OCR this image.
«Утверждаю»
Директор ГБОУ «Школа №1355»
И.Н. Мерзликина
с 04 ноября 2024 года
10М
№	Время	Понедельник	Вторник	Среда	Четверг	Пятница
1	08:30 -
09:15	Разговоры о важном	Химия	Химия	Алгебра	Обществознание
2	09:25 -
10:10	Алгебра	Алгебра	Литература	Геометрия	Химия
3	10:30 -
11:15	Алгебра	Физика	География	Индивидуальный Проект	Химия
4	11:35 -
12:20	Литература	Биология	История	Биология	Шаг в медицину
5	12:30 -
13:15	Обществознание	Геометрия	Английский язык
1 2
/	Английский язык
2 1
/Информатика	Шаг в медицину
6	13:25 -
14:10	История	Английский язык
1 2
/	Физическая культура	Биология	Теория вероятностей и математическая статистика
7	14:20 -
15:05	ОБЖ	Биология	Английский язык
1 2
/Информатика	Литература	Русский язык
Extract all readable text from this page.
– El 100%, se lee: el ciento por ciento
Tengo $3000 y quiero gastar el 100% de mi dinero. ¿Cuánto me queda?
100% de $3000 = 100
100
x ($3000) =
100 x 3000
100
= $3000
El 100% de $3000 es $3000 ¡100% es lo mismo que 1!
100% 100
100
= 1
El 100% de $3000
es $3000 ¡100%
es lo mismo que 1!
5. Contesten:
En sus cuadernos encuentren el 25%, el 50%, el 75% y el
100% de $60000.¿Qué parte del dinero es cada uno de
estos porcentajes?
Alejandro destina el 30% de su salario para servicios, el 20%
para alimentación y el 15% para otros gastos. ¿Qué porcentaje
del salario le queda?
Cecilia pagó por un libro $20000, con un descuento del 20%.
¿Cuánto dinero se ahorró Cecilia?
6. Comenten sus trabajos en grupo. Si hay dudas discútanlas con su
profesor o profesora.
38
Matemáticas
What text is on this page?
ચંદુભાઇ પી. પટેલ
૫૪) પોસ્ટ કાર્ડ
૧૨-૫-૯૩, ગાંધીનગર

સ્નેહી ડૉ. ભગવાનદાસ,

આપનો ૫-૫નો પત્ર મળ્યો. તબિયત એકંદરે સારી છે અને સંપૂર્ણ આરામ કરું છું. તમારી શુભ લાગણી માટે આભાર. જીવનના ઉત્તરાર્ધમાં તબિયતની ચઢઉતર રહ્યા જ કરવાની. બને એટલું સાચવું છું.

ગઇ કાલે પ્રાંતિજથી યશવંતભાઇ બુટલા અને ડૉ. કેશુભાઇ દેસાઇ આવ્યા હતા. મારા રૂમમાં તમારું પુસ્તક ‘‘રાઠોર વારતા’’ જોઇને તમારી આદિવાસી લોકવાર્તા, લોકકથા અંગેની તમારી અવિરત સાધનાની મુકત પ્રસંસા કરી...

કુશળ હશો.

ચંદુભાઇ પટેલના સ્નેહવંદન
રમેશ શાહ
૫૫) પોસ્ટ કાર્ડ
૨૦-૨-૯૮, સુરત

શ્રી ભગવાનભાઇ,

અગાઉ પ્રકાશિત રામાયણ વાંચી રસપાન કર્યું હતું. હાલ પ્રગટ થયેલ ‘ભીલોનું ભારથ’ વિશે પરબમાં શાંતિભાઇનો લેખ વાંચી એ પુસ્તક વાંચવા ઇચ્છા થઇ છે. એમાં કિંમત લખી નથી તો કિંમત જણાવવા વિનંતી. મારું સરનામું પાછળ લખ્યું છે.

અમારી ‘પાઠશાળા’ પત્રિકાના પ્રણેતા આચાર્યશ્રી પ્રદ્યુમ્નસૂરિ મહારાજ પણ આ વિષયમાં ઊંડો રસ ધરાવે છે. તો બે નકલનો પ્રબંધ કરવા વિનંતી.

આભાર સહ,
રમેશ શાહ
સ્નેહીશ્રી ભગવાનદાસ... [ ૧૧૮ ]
══════════════════════════════
▶ **EXERCISE DIRECTIONS**
Figure out how many lines above include the string "page", then report that number and nothing else.

▶ **OUTPUT**
2